# The problem
Wherever the word "Risk" appears in a line, copy that line.

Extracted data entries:
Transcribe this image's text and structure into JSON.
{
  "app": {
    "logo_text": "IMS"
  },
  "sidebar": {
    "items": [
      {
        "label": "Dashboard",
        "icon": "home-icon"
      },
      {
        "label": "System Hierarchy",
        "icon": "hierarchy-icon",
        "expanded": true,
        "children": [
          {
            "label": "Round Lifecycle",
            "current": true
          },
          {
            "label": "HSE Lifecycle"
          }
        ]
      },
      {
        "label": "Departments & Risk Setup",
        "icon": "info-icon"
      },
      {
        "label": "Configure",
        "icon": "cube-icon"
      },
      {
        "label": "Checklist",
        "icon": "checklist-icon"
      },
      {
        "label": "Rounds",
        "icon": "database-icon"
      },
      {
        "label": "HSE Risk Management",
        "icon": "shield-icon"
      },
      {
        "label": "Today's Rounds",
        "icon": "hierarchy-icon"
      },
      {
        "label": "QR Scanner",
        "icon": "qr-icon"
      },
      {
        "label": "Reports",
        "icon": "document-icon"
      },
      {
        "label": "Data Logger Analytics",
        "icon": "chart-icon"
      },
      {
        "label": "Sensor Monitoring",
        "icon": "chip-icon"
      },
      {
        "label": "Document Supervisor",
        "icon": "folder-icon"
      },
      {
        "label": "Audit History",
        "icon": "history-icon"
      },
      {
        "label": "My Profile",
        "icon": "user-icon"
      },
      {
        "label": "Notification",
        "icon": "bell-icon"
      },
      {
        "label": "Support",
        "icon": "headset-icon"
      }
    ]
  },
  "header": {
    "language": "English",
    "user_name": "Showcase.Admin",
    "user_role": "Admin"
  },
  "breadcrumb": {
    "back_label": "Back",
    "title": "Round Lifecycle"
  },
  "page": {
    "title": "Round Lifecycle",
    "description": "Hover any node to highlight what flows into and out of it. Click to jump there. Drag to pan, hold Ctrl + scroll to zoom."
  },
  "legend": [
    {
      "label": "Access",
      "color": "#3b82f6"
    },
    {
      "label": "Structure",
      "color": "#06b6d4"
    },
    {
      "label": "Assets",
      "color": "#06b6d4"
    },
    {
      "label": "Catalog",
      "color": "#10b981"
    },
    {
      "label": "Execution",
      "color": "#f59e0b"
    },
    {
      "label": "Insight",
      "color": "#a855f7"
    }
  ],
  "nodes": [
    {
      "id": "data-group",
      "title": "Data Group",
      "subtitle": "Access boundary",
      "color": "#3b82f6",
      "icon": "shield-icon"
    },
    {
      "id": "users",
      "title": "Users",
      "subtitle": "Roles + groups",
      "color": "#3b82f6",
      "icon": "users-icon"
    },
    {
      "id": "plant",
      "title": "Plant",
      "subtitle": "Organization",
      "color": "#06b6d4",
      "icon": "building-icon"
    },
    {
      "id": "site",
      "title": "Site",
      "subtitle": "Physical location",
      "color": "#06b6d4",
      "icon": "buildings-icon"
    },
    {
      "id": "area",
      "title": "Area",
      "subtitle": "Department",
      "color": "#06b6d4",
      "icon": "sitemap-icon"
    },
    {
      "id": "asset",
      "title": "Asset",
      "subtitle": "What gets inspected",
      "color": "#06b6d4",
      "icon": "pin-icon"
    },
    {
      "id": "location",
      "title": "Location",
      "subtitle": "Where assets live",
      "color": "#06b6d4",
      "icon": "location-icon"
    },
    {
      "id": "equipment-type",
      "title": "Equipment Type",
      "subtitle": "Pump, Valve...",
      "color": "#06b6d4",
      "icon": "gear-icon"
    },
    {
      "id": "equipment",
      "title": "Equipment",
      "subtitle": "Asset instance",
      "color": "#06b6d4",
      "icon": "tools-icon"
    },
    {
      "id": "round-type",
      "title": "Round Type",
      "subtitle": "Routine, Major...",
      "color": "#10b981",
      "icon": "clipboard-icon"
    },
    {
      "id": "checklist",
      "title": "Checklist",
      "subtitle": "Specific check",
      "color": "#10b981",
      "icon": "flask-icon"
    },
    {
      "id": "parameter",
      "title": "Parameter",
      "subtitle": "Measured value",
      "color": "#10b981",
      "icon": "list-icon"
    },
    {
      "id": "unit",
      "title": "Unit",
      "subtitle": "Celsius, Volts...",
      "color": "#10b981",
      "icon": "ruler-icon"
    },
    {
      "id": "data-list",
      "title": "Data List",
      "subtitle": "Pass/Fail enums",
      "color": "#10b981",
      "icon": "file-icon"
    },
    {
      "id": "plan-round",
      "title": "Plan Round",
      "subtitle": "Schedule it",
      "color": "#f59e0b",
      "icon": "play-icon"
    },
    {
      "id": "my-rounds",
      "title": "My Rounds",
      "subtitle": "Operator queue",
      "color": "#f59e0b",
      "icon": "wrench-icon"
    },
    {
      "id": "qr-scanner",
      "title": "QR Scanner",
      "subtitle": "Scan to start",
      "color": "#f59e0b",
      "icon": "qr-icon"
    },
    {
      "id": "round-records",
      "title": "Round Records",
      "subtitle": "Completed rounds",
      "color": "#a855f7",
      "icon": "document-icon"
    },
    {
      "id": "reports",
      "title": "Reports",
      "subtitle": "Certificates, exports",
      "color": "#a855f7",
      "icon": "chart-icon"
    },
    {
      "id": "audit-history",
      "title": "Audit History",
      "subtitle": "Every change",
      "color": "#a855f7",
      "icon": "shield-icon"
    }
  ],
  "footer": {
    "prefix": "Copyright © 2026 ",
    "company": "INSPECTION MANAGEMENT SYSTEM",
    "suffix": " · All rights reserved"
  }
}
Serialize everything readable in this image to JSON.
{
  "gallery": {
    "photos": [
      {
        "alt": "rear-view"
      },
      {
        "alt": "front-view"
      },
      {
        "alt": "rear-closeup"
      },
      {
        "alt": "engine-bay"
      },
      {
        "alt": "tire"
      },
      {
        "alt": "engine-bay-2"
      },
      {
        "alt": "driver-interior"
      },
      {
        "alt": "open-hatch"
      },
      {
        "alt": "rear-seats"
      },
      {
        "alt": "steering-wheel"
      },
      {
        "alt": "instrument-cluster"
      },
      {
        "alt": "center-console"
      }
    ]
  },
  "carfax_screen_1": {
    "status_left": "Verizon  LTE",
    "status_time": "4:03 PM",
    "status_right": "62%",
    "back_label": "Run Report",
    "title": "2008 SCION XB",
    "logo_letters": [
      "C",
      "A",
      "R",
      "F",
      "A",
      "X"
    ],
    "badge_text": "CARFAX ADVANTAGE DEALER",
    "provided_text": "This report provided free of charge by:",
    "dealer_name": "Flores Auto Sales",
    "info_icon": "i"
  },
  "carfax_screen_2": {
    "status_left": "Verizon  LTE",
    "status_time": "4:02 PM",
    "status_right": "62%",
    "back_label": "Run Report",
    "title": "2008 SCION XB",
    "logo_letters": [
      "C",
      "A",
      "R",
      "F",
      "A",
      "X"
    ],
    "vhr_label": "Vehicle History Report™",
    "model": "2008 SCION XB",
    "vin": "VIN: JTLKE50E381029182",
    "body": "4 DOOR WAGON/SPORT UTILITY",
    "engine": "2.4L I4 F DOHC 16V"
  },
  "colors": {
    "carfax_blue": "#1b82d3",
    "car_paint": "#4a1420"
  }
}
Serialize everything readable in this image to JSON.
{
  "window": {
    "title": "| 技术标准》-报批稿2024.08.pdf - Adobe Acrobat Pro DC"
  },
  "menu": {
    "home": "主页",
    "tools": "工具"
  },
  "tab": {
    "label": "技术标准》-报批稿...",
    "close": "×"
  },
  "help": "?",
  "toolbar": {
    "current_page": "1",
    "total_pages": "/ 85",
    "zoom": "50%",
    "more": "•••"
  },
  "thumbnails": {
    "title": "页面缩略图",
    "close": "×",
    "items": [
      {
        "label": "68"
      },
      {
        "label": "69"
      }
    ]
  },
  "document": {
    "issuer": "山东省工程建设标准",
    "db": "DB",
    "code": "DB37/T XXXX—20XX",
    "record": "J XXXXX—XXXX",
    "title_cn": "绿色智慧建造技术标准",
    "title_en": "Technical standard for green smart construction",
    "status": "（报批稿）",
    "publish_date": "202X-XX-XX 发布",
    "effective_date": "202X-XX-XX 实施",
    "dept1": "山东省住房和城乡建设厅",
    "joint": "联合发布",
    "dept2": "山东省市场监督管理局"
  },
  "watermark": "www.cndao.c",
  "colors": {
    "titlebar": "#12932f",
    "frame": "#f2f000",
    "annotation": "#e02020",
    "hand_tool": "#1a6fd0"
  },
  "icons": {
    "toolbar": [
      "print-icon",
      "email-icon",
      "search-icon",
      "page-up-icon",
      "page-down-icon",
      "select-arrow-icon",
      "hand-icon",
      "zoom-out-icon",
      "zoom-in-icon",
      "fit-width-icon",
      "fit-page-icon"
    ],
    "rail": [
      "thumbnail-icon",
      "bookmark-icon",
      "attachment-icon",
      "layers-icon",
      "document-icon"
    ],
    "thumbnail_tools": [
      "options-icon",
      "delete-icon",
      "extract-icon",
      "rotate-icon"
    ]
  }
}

# Full answer
        "label": "Departments & Risk Setup",
        "label": "HSE Risk Management",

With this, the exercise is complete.